What the exercise asks: Search the material for "JSON" and show all lines that contain it.
┌─ Data rows
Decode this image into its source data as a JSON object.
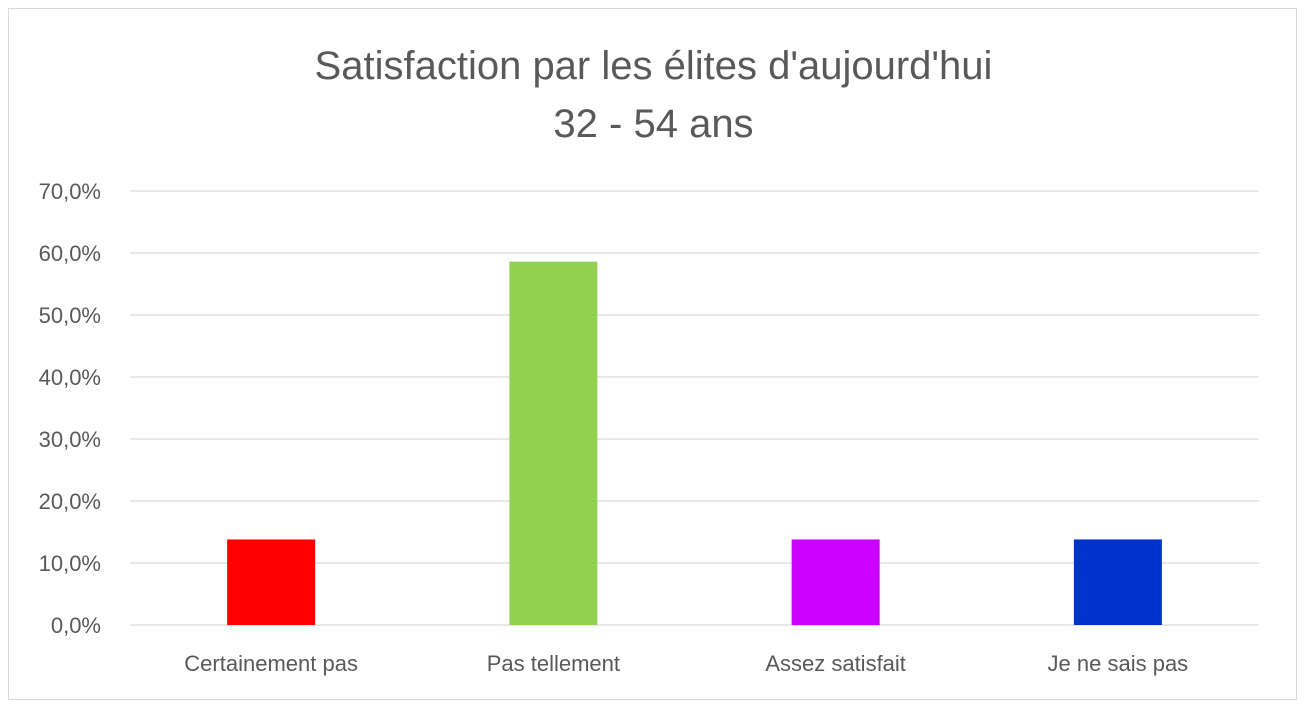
{
  "chart_data": {
    "type": "bar",
    "title": [
      "Satisfaction par les élites d'aujourd'hui",
      "32 - 54 ans"
    ],
    "categories": [
      "Certainement pas",
      "Pas tellement",
      "Assez satisfait",
      "Je ne sais pas"
    ],
    "values": [
      13.8,
      58.6,
      13.8,
      13.8
    ],
    "colors": [
      "#ff0000",
      "#92d050",
      "#cc00ff",
      "#0033cc"
    ],
    "xlabel": "",
    "ylabel": "",
    "ylim": [
      0,
      70
    ],
    "yticks": [
      "0,0%",
      "10,0%",
      "20,0%",
      "30,0%",
      "40,0%",
      "50,0%",
      "60,0%",
      "70,0%"
    ],
    "grid": true,
    "legend": "none"
  }
}
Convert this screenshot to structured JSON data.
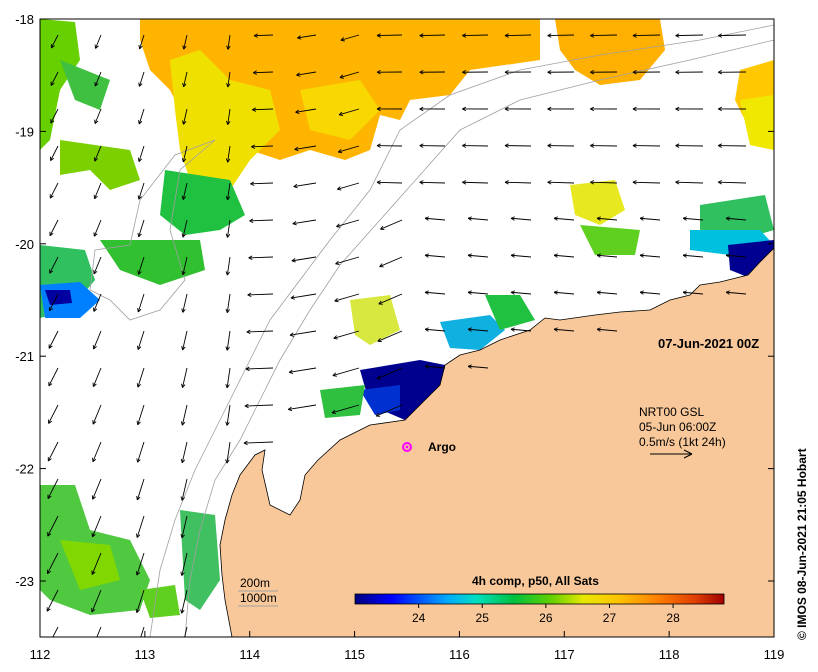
{
  "map": {
    "date_label": "07-Jun-2021 00Z",
    "credit": "© IMOS 08-Jun-2021 21:05 Hobart",
    "argo_label": "Argo",
    "current_box": {
      "line1": "NRT00 GSL",
      "line2": "05-Jun 06:00Z",
      "line3": "0.5m/s (1kt 24h)"
    },
    "depth_legend": [
      "200m",
      "1000m"
    ],
    "colorbar": {
      "title": "4h comp, p50, All Sats",
      "ticks": [
        "24",
        "25",
        "26",
        "27",
        "28"
      ],
      "range": [
        23.0,
        28.8
      ],
      "colors": [
        "#00007f",
        "#0000ff",
        "#00aaff",
        "#00e0c0",
        "#00c040",
        "#60d000",
        "#e8e800",
        "#ffc000",
        "#ff8000",
        "#e04000",
        "#a00000"
      ]
    },
    "x_ticks": [
      "112",
      "113",
      "114",
      "115",
      "116",
      "117",
      "118",
      "119"
    ],
    "y_ticks": [
      "-18",
      "-19",
      "-20",
      "-21",
      "-22",
      "-23"
    ],
    "colors": {
      "land": "#f8c89a",
      "background": "#ffffff",
      "argo": "#ff00ff"
    }
  }
}
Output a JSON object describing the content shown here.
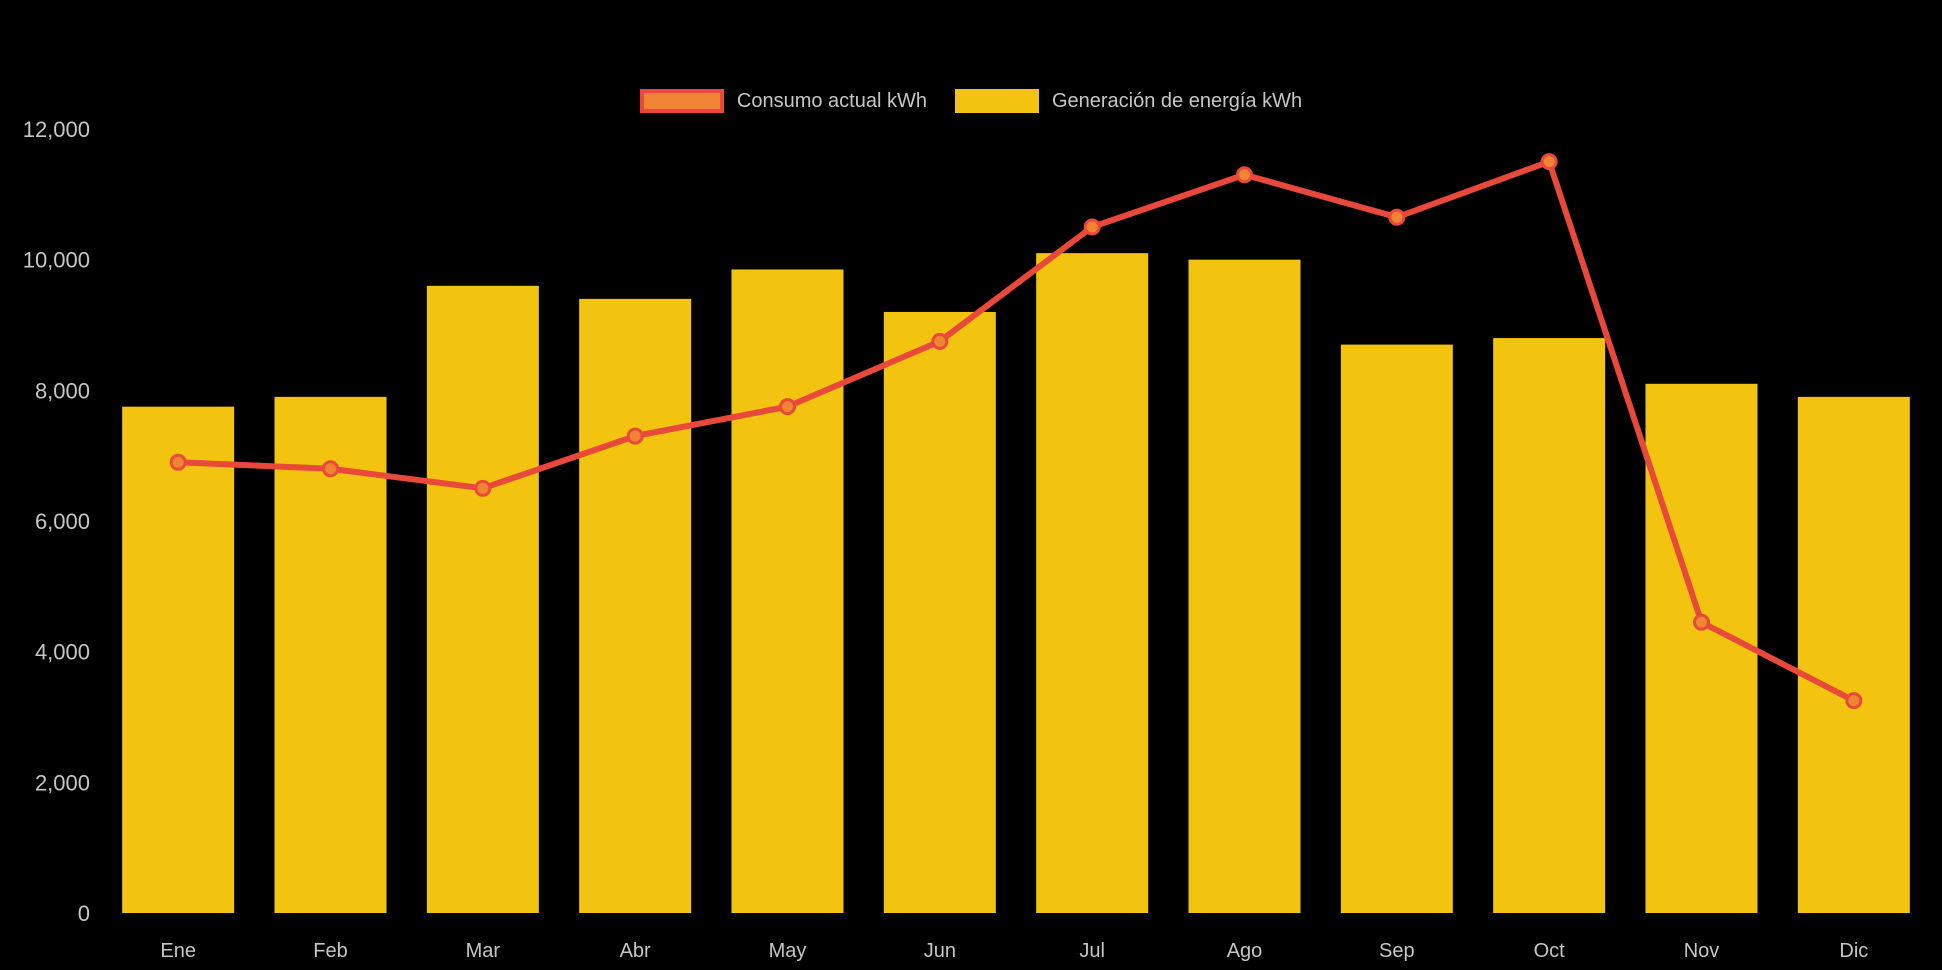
{
  "page": {
    "background": "#000000",
    "axis_text_color": "#c6c6c6"
  },
  "chart_data": {
    "type": "combo",
    "title": "",
    "xlabel": "",
    "ylabel": "",
    "categories": [
      "Ene",
      "Feb",
      "Mar",
      "Abr",
      "May",
      "Jun",
      "Jul",
      "Ago",
      "Sep",
      "Oct",
      "Nov",
      "Dic"
    ],
    "series": [
      {
        "name": "Consumo actual kWh",
        "type": "line",
        "color": "#e8493a",
        "point_fill": "#ef8432",
        "values": [
          6900,
          6800,
          6500,
          7300,
          7750,
          8750,
          10500,
          11300,
          10650,
          11500,
          4450,
          3250
        ]
      },
      {
        "name": "Generación de energía kWh",
        "type": "bar",
        "color": "#f2c40f",
        "values": [
          7750,
          7900,
          9600,
          9400,
          9850,
          9200,
          10100,
          10000,
          8700,
          8800,
          8100,
          7900
        ]
      }
    ],
    "ylim": [
      0,
      12000
    ],
    "yticks": [
      0,
      2000,
      4000,
      6000,
      8000,
      10000,
      12000
    ],
    "ytick_labels": [
      "0",
      "2,000",
      "4,000",
      "6,000",
      "8,000",
      "10,000",
      "12,000"
    ],
    "grid": false,
    "legend_position": "top"
  }
}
└─
Solved problem:
Decode this image into its source data as a JSON object.
Convert this screenshot to structured JSON data.
Output a JSON object describing the content shown here.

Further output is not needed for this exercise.